• **GOAL OF THE EXERCISE**
Take each line from the entries that holds "factors" and copy it out.

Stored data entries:
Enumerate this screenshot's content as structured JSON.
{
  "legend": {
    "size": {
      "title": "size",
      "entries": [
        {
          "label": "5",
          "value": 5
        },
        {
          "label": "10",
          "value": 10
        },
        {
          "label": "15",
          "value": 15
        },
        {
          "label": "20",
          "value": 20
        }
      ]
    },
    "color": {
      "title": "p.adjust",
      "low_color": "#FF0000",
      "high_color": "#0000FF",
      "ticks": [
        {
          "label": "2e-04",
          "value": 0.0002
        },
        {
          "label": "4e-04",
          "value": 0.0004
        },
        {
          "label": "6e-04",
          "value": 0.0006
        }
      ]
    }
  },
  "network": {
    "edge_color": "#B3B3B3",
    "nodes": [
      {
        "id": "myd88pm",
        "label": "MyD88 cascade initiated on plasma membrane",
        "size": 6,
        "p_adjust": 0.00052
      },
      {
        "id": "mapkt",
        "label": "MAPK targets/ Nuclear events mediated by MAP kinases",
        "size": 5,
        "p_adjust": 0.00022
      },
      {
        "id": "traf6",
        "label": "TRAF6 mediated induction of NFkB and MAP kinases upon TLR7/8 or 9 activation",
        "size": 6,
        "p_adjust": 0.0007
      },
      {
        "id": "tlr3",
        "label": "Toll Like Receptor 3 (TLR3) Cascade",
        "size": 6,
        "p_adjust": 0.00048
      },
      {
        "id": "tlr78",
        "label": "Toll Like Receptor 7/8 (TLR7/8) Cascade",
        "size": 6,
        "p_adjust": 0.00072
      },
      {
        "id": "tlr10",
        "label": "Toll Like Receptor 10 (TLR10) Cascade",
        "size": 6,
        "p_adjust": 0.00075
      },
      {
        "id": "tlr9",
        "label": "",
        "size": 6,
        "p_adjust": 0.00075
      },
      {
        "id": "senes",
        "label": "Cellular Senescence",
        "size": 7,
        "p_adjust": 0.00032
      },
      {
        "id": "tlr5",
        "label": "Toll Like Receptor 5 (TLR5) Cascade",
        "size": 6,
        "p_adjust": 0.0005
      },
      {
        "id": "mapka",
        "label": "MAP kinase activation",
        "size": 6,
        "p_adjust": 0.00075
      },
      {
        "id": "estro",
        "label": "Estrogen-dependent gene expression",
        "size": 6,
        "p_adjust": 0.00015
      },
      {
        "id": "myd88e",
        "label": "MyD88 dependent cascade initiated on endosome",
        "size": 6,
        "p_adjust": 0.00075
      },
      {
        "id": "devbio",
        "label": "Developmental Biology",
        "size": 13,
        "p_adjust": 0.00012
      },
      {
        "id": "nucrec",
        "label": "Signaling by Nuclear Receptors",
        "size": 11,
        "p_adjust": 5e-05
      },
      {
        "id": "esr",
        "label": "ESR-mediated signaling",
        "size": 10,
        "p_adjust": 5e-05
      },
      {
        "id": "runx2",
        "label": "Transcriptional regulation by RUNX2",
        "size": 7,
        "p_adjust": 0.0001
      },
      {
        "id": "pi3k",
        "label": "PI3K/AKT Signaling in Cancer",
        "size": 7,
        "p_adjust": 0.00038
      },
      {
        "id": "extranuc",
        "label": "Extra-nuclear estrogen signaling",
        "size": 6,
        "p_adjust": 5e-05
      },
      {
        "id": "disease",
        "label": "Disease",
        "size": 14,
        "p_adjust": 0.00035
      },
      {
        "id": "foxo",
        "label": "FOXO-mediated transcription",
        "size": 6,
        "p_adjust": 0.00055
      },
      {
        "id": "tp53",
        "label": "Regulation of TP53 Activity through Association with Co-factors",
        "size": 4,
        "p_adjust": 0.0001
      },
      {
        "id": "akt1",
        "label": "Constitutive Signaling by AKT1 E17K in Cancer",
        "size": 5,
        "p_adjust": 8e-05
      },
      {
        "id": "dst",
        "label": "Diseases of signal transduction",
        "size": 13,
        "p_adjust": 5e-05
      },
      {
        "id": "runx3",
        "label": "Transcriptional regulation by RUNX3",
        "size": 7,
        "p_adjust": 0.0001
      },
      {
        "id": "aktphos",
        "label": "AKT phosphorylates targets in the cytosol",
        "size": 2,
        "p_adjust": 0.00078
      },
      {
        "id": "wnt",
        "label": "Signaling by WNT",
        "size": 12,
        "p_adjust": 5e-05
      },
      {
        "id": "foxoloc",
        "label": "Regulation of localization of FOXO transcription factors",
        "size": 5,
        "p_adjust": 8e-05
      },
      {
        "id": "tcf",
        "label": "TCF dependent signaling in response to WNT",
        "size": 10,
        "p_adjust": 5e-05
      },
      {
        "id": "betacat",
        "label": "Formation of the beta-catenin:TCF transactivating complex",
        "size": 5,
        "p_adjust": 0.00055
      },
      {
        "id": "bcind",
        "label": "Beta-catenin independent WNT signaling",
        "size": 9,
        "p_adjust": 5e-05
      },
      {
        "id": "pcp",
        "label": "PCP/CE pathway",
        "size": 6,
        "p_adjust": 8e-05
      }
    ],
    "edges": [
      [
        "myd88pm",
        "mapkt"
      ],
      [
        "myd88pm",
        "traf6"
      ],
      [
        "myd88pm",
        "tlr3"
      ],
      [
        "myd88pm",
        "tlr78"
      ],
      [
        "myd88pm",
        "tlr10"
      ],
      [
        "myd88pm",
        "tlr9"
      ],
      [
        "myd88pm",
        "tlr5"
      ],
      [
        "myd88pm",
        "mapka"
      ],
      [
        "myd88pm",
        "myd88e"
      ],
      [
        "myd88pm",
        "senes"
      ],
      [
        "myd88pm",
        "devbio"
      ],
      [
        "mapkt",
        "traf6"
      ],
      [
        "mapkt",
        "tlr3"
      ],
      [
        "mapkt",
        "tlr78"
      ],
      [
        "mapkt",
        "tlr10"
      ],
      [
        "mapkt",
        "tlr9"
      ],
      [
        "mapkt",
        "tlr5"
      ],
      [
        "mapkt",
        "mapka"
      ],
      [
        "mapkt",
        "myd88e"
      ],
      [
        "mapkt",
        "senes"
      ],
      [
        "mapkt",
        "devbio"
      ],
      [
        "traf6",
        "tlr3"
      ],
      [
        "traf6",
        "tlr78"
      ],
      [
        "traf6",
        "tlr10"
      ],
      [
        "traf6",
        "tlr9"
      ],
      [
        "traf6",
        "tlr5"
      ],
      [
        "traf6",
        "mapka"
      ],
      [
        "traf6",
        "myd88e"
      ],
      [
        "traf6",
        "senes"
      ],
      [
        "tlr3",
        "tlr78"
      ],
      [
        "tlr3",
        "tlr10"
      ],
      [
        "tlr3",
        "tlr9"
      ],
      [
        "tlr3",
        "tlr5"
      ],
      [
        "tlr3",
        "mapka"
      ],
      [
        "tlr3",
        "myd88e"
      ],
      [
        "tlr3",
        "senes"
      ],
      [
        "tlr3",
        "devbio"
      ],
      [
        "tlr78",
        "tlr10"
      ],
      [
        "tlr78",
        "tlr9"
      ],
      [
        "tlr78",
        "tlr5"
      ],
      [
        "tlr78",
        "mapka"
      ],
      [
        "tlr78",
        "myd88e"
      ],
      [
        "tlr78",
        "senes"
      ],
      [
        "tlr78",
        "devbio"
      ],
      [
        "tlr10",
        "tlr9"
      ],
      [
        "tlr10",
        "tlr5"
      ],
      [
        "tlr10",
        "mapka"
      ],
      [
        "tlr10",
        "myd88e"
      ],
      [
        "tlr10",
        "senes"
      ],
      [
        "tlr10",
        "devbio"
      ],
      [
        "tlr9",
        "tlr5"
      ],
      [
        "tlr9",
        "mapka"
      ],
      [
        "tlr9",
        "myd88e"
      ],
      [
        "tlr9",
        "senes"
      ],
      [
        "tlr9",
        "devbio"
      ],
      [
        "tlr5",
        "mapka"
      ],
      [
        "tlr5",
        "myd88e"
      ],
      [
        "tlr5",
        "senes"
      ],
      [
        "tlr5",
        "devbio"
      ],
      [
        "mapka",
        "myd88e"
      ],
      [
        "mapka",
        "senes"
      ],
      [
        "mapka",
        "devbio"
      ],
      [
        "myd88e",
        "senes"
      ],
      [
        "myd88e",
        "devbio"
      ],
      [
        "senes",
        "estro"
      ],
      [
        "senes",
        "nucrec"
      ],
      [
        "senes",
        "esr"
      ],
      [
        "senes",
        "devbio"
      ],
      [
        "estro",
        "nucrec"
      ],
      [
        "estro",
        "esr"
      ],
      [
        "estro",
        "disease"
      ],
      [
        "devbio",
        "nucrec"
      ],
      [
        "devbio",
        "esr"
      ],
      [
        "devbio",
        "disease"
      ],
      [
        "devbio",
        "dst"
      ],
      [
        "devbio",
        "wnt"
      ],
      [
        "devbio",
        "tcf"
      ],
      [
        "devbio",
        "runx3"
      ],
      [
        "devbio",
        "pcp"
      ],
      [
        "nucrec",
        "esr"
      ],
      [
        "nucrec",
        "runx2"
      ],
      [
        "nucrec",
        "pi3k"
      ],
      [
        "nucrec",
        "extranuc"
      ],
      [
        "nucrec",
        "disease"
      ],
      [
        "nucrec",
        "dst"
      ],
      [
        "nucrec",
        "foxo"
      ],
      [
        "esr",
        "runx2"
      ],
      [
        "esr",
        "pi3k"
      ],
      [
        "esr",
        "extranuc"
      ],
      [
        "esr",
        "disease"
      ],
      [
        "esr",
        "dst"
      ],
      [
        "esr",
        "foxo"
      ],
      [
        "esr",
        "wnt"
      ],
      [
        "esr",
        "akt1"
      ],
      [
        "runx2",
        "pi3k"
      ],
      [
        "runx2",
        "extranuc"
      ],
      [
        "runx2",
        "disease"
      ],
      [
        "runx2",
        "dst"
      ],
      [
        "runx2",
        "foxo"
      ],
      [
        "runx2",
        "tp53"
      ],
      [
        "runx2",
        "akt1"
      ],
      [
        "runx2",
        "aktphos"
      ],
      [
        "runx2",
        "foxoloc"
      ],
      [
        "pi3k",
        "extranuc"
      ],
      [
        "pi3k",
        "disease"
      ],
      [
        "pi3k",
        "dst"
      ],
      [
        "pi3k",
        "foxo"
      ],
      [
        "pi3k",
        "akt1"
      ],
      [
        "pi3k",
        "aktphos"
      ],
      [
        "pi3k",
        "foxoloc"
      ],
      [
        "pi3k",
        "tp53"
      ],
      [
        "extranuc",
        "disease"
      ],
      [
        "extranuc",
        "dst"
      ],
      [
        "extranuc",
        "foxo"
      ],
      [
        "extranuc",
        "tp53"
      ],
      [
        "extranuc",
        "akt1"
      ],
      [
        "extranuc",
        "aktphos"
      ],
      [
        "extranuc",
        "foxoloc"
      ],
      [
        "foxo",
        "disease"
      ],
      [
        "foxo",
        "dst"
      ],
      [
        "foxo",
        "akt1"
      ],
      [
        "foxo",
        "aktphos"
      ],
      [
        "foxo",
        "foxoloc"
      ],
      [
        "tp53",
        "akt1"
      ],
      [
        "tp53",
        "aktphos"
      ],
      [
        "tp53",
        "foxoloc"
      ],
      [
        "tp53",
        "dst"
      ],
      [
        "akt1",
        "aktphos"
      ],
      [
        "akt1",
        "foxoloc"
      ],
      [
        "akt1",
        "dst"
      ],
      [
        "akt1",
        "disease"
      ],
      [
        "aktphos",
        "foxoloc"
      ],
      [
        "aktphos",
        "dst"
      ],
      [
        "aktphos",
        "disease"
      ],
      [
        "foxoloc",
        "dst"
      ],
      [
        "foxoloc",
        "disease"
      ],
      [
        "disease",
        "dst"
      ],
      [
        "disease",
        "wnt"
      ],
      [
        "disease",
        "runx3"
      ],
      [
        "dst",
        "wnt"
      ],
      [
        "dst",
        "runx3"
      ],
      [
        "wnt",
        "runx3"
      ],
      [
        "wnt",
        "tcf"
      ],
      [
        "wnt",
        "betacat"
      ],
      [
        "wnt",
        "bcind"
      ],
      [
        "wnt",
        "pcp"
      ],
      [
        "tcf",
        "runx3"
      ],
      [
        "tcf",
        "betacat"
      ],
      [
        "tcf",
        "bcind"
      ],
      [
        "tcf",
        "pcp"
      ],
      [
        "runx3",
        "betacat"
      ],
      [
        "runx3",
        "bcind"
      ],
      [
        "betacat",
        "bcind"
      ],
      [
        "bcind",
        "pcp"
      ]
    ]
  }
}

• **OUTPUT OF THE TASK**
        "label": "Regulation of TP53 Activity through Association with Co-factors",
        "label": "Regulation of localization of FOXO transcription factors",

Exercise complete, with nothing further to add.